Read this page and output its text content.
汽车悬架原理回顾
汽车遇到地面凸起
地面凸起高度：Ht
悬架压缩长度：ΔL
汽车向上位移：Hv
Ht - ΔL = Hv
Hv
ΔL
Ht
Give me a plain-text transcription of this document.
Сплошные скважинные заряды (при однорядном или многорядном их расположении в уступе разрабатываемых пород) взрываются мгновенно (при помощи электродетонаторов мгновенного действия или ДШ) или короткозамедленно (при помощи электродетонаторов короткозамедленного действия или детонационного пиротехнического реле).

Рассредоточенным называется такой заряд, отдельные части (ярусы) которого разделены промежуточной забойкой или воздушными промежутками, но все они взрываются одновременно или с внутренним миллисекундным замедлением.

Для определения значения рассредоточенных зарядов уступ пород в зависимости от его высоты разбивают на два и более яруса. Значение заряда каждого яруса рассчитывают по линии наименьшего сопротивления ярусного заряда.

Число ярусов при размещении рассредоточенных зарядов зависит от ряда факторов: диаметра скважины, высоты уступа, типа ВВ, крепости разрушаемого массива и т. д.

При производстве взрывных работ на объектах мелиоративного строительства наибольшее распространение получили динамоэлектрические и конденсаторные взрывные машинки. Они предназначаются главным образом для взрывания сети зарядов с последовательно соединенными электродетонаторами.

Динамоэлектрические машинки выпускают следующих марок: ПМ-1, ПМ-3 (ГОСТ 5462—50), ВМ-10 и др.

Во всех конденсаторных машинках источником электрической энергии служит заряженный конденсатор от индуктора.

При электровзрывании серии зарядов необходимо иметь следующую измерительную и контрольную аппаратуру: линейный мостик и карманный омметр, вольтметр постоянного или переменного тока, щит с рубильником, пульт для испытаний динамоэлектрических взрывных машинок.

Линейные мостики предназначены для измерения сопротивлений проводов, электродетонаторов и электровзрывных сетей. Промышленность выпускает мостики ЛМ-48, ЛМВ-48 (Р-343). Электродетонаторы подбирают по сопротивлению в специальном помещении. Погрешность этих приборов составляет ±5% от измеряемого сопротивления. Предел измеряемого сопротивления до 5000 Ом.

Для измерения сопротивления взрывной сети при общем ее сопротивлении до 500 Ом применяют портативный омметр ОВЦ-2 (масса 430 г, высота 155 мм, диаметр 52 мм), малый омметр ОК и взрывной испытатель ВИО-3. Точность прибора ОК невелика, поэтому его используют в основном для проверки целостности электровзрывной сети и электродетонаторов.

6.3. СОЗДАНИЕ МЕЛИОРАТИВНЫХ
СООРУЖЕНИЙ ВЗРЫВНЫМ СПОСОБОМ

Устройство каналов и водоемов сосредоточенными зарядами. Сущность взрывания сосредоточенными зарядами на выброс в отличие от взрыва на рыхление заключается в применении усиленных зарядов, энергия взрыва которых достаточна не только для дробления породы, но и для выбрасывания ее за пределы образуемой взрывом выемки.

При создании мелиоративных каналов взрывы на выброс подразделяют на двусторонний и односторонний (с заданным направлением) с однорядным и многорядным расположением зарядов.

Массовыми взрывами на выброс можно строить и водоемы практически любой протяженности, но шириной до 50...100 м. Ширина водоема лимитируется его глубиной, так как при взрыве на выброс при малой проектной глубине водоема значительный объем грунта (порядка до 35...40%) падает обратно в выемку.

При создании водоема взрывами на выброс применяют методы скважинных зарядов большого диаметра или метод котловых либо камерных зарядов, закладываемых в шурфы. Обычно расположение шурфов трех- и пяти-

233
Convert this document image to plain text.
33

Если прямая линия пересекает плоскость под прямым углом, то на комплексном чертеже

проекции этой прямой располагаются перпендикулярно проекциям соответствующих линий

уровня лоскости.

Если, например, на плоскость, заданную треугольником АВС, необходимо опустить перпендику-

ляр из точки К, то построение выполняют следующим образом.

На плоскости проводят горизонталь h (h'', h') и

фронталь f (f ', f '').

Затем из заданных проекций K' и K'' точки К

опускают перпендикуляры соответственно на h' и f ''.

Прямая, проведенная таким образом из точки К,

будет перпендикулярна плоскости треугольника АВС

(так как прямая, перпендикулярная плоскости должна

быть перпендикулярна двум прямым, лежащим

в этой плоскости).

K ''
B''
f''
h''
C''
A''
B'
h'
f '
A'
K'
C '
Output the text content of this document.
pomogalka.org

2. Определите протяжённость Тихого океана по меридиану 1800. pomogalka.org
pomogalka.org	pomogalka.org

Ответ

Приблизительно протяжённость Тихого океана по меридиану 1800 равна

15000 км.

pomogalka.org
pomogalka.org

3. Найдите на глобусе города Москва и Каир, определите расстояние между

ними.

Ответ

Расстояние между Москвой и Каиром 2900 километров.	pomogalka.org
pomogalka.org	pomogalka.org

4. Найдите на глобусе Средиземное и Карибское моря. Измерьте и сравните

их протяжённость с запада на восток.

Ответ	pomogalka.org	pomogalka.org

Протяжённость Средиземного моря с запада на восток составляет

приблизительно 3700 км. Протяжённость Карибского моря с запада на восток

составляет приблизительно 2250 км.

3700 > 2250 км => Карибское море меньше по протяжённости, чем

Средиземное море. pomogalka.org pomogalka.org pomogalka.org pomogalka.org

## Stated exercise
Every line of the records above needs to be given again exactly.

## Task answer
Read this page and output its text content.
汽车悬架原理回顾
汽车遇到地面凸起
地面凸起高度：Ht
悬架压缩长度：ΔL
汽车向上位移：Hv
Ht - ΔL = Hv
Hv
ΔL
Ht
Give me a plain-text transcription of this document.
Сплошные скважинные заряды (при однорядном или многорядном их расположении в уступе разрабатываемых пород) взрываются мгновенно (при помощи электродетонаторов мгновенного действия или ДШ) или короткозамедленно (при помощи электродетонаторов короткозамедленного действия или детонационного пиротехнического реле).

Рассредоточенным называется такой заряд, отдельные части (ярусы) которого разделены промежуточной забойкой или воздушными промежутками, но все они взрываются одновременно или с внутренним миллисекундным замедлением.

Для определения значения рассредоточенных зарядов уступ пород в зависимости от его высоты разбивают на два и более яруса. Значение заряда каждого яруса рассчитывают по линии наименьшего сопротивления ярусного заряда.

Число ярусов при размещении рассредоточенных зарядов зависит от ряда факторов: диаметра скважины, высоты уступа, типа ВВ, крепости разрушаемого массива и т. д.

При производстве взрывных работ на объектах мелиоративного строительства наибольшее распространение получили динамоэлектрические и конденсаторные взрывные машинки. Они предназначаются главным образом для взрывания сети зарядов с последовательно соединенными электродетонаторами.

Динамоэлектрические машинки выпускают следующих марок: ПМ-1, ПМ-3 (ГОСТ 5462—50), ВМ-10 и др.

Во всех конденсаторных машинках источником электрической энергии служит заряженный конденсатор от индуктора.

При электровзрывании серии зарядов необходимо иметь следующую измерительную и контрольную аппаратуру: линейный мостик и карманный омметр, вольтметр постоянного или переменного тока, щит с рубильником, пульт для испытаний динамоэлектрических взрывных машинок.

Линейные мостики предназначены для измерения сопротивлений проводов, электродетонаторов и электровзрывных сетей. Промышленность выпускает мостики ЛМ-48, ЛМВ-48 (Р-343). Электродетонаторы подбирают по сопротивлению в специальном помещении. Погрешность этих приборов составляет ±5% от измеряемого сопротивления. Предел измеряемого сопротивления до 5000 Ом.

Для измерения сопротивления взрывной сети при общем ее сопротивлении до 500 Ом применяют портативный омметр ОВЦ-2 (масса 430 г, высота 155 мм, диаметр 52 мм), малый омметр ОК и взрывной испытатель ВИО-3. Точность прибора ОК невелика, поэтому его используют в основном для проверки целостности электровзрывной сети и электродетонаторов.

6.3. СОЗДАНИЕ МЕЛИОРАТИВНЫХ
СООРУЖЕНИЙ ВЗРЫВНЫМ СПОСОБОМ

Устройство каналов и водоемов сосредоточенными зарядами. Сущность взрывания сосредоточенными зарядами на выброс в отличие от взрыва на рыхление заключается в применении усиленных зарядов, энергия взрыва которых достаточна не только для дробления породы, но и для выбрасывания ее за пределы образуемой взрывом выемки.

При создании мелиоративных каналов взрывы на выброс подразделяют на двусторонний и односторонний (с заданным направлением) с однорядным и многорядным расположением зарядов.

Массовыми взрывами на выброс можно строить и водоемы практически любой протяженности, но шириной до 50...100 м. Ширина водоема лимитируется его глубиной, так как при взрыве на выброс при малой проектной глубине водоема значительный объем грунта (порядка до 35...40%) падает обратно в выемку.

При создании водоема взрывами на выброс применяют методы скважинных зарядов большого диаметра или метод котловых либо камерных зарядов, закладываемых в шурфы. Обычно расположение шурфов трех- и пяти-

233
Convert this document image to plain text.
33

Если прямая линия пересекает плоскость под прямым углом, то на комплексном чертеже

проекции этой прямой располагаются перпендикулярно проекциям соответствующих линий

уровня лоскости.

Если, например, на плоскость, заданную треугольником АВС, необходимо опустить перпендику-

ляр из точки К, то построение выполняют следующим образом.

На плоскости проводят горизонталь h (h'', h') и

фронталь f (f ', f '').

Затем из заданных проекций K' и K'' точки К

опускают перпендикуляры соответственно на h' и f ''.

Прямая, проведенная таким образом из точки К,

будет перпендикулярна плоскости треугольника АВС

(так как прямая, перпендикулярная плоскости должна

быть перпендикулярна двум прямым, лежащим

в этой плоскости).

K ''
B''
f''
h''
C''
A''
B'
h'
f '
A'
K'
C '
Output the text content of this document.
pomogalka.org

2. Определите протяжённость Тихого океана по меридиану 1800. pomogalka.org
pomogalka.org	pomogalka.org

Ответ

Приблизительно протяжённость Тихого океана по меридиану 1800 равна

15000 км.

pomogalka.org
pomogalka.org

3. Найдите на глобусе города Москва и Каир, определите расстояние между

ними.

Ответ

Расстояние между Москвой и Каиром 2900 километров.	pomogalka.org
pomogalka.org	pomogalka.org

4. Найдите на глобусе Средиземное и Карибское моря. Измерьте и сравните

их протяжённость с запада на восток.

Ответ	pomogalka.org	pomogalka.org

Протяжённость Средиземного моря с запада на восток составляет

приблизительно 3700 км. Протяжённость Карибского моря с запада на восток

составляет приблизительно 2250 км.

3700 > 2250 км => Карибское море меньше по протяжённости, чем

Средиземное море. pomogalka.org pomogalka.org pomogalka.org pomogalka.org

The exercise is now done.